[Dataset records]
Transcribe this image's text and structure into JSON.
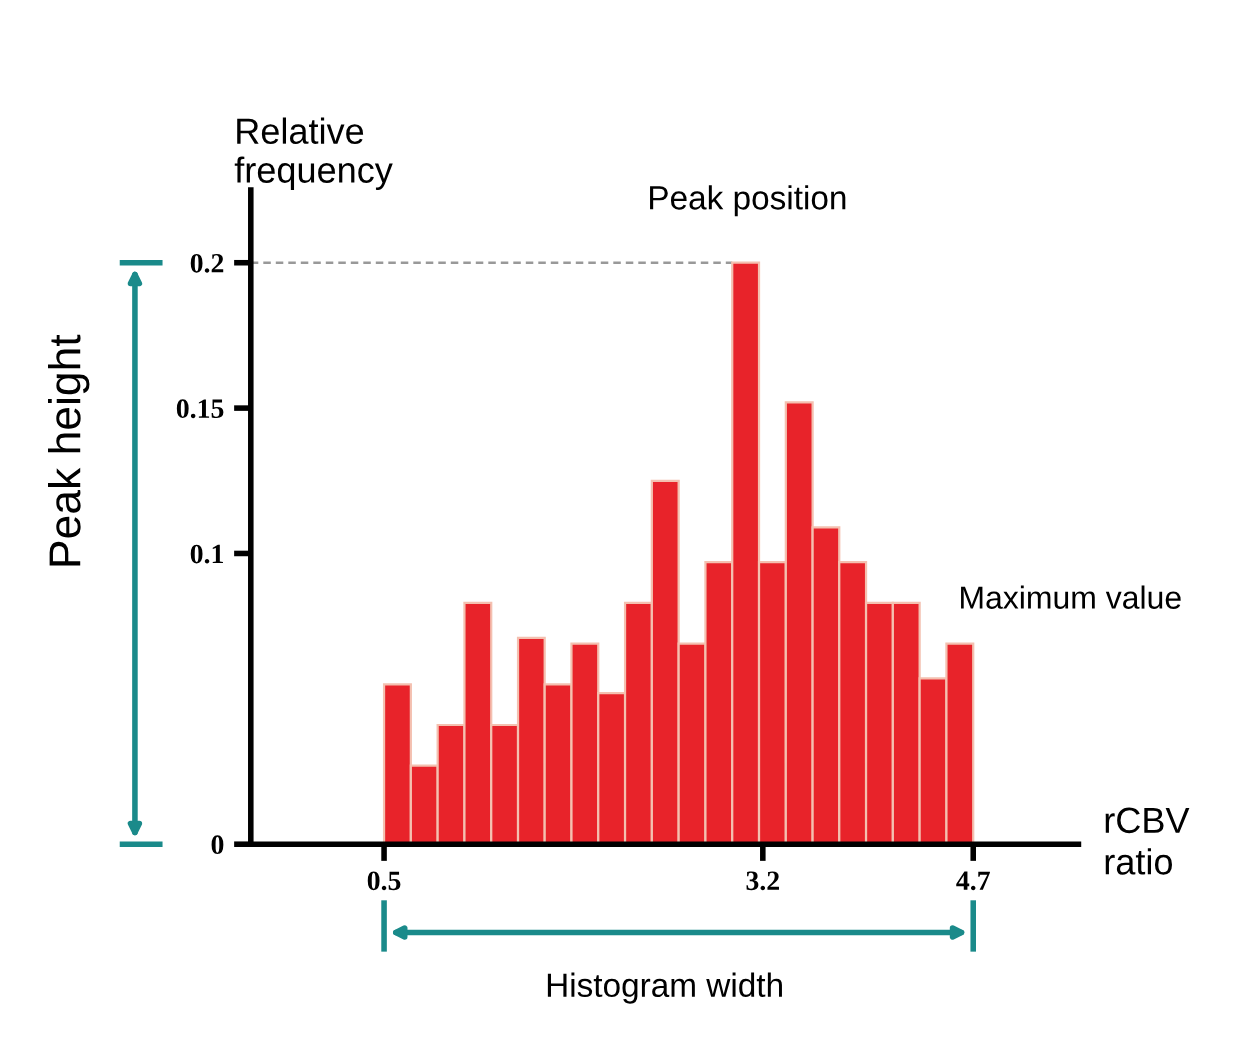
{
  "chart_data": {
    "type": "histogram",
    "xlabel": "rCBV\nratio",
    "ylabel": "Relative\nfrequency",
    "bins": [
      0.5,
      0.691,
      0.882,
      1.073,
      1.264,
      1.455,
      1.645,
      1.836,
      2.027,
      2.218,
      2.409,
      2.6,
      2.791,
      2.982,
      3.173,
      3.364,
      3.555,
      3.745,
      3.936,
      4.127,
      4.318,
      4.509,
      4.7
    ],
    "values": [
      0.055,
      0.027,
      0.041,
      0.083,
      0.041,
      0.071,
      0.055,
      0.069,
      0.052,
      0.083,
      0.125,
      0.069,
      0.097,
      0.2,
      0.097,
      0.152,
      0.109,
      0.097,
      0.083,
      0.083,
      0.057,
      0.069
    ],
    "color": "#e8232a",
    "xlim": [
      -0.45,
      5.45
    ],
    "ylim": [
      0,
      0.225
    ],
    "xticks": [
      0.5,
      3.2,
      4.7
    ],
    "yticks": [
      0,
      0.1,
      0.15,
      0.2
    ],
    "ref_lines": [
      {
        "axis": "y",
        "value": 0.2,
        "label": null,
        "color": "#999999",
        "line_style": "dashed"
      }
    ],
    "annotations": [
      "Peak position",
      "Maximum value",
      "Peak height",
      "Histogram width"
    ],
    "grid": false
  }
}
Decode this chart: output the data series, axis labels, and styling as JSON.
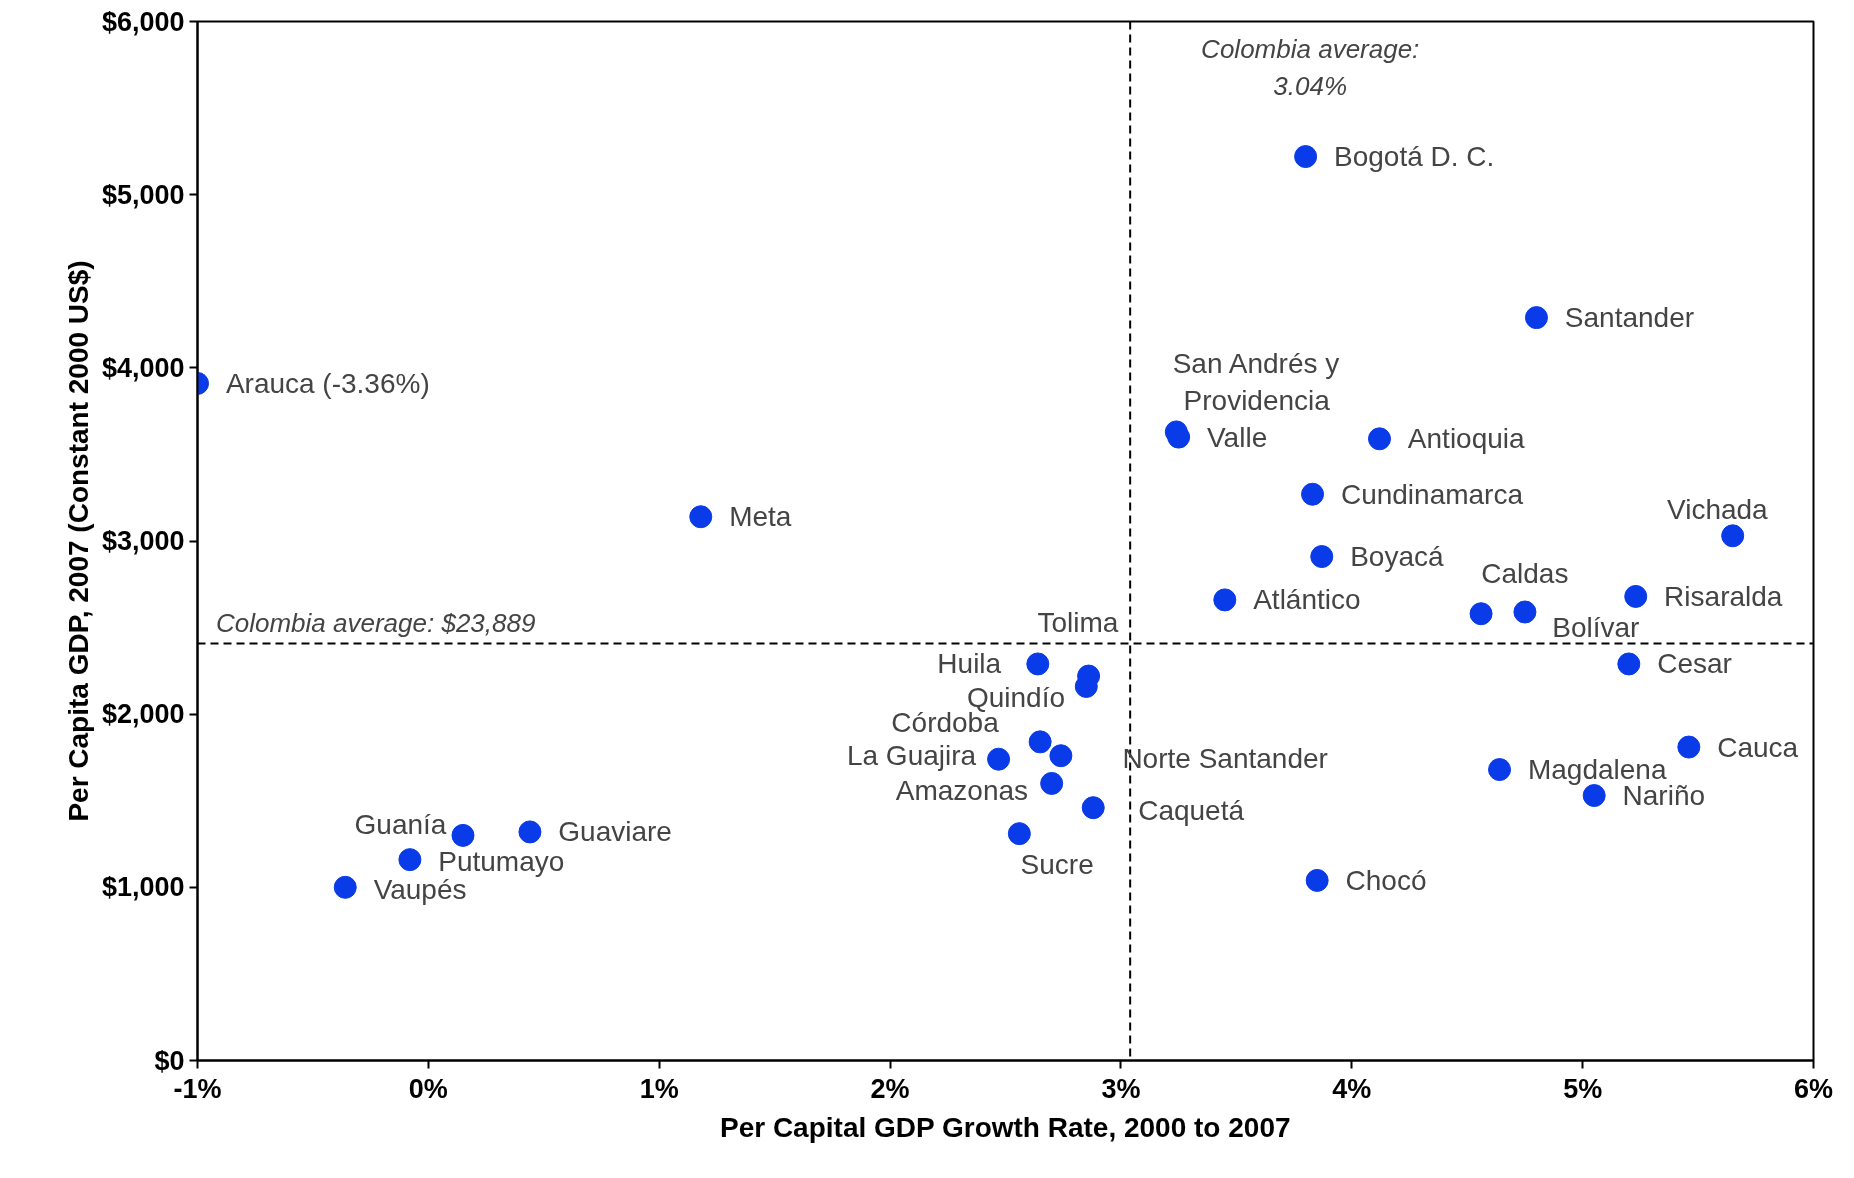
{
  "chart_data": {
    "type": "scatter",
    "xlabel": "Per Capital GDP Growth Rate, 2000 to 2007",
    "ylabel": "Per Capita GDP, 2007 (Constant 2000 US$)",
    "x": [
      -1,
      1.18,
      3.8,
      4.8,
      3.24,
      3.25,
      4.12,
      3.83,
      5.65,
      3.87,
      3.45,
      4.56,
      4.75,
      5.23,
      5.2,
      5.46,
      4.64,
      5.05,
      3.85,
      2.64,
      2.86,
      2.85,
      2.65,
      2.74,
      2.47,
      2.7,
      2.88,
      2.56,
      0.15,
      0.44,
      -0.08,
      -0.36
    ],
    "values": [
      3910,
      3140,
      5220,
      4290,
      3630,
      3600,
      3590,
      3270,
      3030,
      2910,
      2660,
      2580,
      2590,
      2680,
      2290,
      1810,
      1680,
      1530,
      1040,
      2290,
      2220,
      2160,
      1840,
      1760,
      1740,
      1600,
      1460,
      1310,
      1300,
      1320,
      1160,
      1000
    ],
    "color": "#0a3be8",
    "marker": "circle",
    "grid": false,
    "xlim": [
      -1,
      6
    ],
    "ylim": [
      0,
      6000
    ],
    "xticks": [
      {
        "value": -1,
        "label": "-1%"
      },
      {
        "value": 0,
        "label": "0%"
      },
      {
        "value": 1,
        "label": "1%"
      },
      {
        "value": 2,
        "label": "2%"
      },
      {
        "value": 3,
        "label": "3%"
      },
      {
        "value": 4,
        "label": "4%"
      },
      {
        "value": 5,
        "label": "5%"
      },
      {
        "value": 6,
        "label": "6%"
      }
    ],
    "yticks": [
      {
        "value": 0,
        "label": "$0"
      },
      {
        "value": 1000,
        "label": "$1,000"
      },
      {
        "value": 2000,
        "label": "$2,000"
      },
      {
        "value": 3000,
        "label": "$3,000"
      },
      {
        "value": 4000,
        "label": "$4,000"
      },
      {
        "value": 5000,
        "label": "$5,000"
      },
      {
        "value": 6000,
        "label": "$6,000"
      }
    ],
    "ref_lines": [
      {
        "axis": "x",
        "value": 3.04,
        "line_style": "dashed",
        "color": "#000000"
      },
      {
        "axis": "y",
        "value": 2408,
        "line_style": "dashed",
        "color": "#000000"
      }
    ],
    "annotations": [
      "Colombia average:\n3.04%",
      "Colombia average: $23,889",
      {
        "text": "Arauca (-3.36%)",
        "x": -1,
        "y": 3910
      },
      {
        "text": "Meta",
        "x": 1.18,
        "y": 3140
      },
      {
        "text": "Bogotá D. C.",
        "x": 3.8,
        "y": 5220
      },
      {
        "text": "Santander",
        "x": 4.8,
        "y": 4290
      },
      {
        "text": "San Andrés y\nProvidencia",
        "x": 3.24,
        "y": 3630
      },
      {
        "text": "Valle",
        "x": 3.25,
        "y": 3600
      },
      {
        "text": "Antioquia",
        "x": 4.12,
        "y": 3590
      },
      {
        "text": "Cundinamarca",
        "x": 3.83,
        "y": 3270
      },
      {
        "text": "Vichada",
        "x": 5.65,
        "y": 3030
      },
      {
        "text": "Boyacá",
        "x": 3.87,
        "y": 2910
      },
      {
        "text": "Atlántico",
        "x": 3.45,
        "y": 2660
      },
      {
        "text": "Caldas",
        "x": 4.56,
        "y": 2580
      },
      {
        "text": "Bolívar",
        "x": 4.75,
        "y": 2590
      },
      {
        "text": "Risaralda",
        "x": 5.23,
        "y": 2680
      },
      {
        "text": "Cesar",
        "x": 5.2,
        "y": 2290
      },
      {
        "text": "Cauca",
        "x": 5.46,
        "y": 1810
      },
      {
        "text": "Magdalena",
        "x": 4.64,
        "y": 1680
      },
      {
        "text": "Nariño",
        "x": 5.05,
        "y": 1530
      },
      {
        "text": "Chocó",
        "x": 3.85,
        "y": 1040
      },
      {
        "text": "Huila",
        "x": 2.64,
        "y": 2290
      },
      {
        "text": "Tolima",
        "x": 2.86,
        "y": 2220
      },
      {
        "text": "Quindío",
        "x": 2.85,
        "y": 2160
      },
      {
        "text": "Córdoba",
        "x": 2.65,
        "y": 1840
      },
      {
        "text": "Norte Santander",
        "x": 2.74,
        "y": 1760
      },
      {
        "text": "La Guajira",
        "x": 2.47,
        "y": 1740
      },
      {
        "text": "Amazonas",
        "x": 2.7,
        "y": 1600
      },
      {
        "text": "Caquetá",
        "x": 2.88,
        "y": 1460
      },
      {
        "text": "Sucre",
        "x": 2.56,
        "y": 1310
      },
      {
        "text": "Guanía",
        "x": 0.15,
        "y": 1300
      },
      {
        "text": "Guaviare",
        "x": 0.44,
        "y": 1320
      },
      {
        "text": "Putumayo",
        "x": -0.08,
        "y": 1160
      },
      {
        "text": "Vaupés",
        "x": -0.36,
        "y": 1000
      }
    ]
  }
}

Task prompt =>
Can you retype every record above exactly, leaving out the pictures?

Answer to the exercise =>
Transcribe this image's text and structure into JSON.
{
  "chart_data": {
    "type": "histogram",
    "xlabel": "rCBV\nratio",
    "ylabel": "Relative\nfrequency",
    "bins": [
      0.5,
      0.691,
      0.882,
      1.073,
      1.264,
      1.455,
      1.645,
      1.836,
      2.027,
      2.218,
      2.409,
      2.6,
      2.791,
      2.982,
      3.173,
      3.364,
      3.555,
      3.745,
      3.936,
      4.127,
      4.318,
      4.509,
      4.7
    ],
    "values": [
      0.055,
      0.027,
      0.041,
      0.083,
      0.041,
      0.071,
      0.055,
      0.069,
      0.052,
      0.083,
      0.125,
      0.069,
      0.097,
      0.2,
      0.097,
      0.152,
      0.109,
      0.097,
      0.083,
      0.083,
      0.057,
      0.069
    ],
    "color": "#e8232a",
    "xlim": [
      -0.45,
      5.45
    ],
    "ylim": [
      0,
      0.225
    ],
    "xticks": [
      0.5,
      3.2,
      4.7
    ],
    "yticks": [
      0,
      0.1,
      0.15,
      0.2
    ],
    "ref_lines": [
      {
        "axis": "y",
        "value": 0.2,
        "label": null,
        "color": "#999999",
        "line_style": "dashed"
      }
    ],
    "annotations": [
      "Peak position",
      "Maximum value",
      "Peak height",
      "Histogram width"
    ],
    "grid": false
  }
}
Decode this chart: output the data series, axis labels, and styling as JSON.
{
  "chart_data": {
    "type": "scatter",
    "xlabel": "Per Capital GDP Growth Rate, 2000 to 2007",
    "ylabel": "Per Capita GDP, 2007 (Constant 2000 US$)",
    "x": [
      -1,
      1.18,
      3.8,
      4.8,
      3.24,
      3.25,
      4.12,
      3.83,
      5.65,
      3.87,
      3.45,
      4.56,
      4.75,
      5.23,
      5.2,
      5.46,
      4.64,
      5.05,
      3.85,
      2.64,
      2.86,
      2.85,
      2.65,
      2.74,
      2.47,
      2.7,
      2.88,
      2.56,
      0.15,
      0.44,
      -0.08,
      -0.36
    ],
    "values": [
      3910,
      3140,
      5220,
      4290,
      3630,
      3600,
      3590,
      3270,
      3030,
      2910,
      2660,
      2580,
      2590,
      2680,
      2290,
      1810,
      1680,
      1530,
      1040,
      2290,
      2220,
      2160,
      1840,
      1760,
      1740,
      1600,
      1460,
      1310,
      1300,
      1320,
      1160,
      1000
    ],
    "color": "#0a3be8",
    "marker": "circle",
    "grid": false,
    "xlim": [
      -1,
      6
    ],
    "ylim": [
      0,
      6000
    ],
    "xticks": [
      {
        "value": -1,
        "label": "-1%"
      },
      {
        "value": 0,
        "label": "0%"
      },
      {
        "value": 1,
        "label": "1%"
      },
      {
        "value": 2,
        "label": "2%"
      },
      {
        "value": 3,
        "label": "3%"
      },
      {
        "value": 4,
        "label": "4%"
      },
      {
        "value": 5,
        "label": "5%"
      },
      {
        "value": 6,
        "label": "6%"
      }
    ],
    "yticks": [
      {
        "value": 0,
        "label": "$0"
      },
      {
        "value": 1000,
        "label": "$1,000"
      },
      {
        "value": 2000,
        "label": "$2,000"
      },
      {
        "value": 3000,
        "label": "$3,000"
      },
      {
        "value": 4000,
        "label": "$4,000"
      },
      {
        "value": 5000,
        "label": "$5,000"
      },
      {
        "value": 6000,
        "label": "$6,000"
      }
    ],
    "ref_lines": [
      {
        "axis": "x",
        "value": 3.04,
        "line_style": "dashed",
        "color": "#000000"
      },
      {
        "axis": "y",
        "value": 2408,
        "line_style": "dashed",
        "color": "#000000"
      }
    ],
    "annotations": [
      "Colombia average:\n3.04%",
      "Colombia average: $23,889",
      {
        "text": "Arauca (-3.36%)",
        "x": -1,
        "y": 3910
      },
      {
        "text": "Meta",
        "x": 1.18,
        "y": 3140
      },
      {
        "text": "Bogotá D. C.",
        "x": 3.8,
        "y": 5220
      },
      {
        "text": "Santander",
        "x": 4.8,
        "y": 4290
      },
      {
        "text": "San Andrés y\nProvidencia",
        "x": 3.24,
        "y": 3630
      },
      {
        "text": "Valle",
        "x": 3.25,
        "y": 3600
      },
      {
        "text": "Antioquia",
        "x": 4.12,
        "y": 3590
      },
      {
        "text": "Cundinamarca",
        "x": 3.83,
        "y": 3270
      },
      {
        "text": "Vichada",
        "x": 5.65,
        "y": 3030
      },
      {
        "text": "Boyacá",
        "x": 3.87,
        "y": 2910
      },
      {
        "text": "Atlántico",
        "x": 3.45,
        "y": 2660
      },
      {
        "text": "Caldas",
        "x": 4.56,
        "y": 2580
      },
      {
        "text": "Bolívar",
        "x": 4.75,
        "y": 2590
      },
      {
        "text": "Risaralda",
        "x": 5.23,
        "y": 2680
      },
      {
        "text": "Cesar",
        "x": 5.2,
        "y": 2290
      },
      {
        "text": "Cauca",
        "x": 5.46,
        "y": 1810
      },
      {
        "text": "Magdalena",
        "x": 4.64,
        "y": 1680
      },
      {
        "text": "Nariño",
        "x": 5.05,
        "y": 1530
      },
      {
        "text": "Chocó",
        "x": 3.85,
        "y": 1040
      },
      {
        "text": "Huila",
        "x": 2.64,
        "y": 2290
      },
      {
        "text": "Tolima",
        "x": 2.86,
        "y": 2220
      },
      {
        "text": "Quindío",
        "x": 2.85,
        "y": 2160
      },
      {
        "text": "Córdoba",
        "x": 2.65,
        "y": 1840
      },
      {
        "text": "Norte Santander",
        "x": 2.74,
        "y": 1760
      },
      {
        "text": "La Guajira",
        "x": 2.47,
        "y": 1740
      },
      {
        "text": "Amazonas",
        "x": 2.7,
        "y": 1600
      },
      {
        "text": "Caquetá",
        "x": 2.88,
        "y": 1460
      },
      {
        "text": "Sucre",
        "x": 2.56,
        "y": 1310
      },
      {
        "text": "Guanía",
        "x": 0.15,
        "y": 1300
      },
      {
        "text": "Guaviare",
        "x": 0.44,
        "y": 1320
      },
      {
        "text": "Putumayo",
        "x": -0.08,
        "y": 1160
      },
      {
        "text": "Vaupés",
        "x": -0.36,
        "y": 1000
      }
    ]
  }
}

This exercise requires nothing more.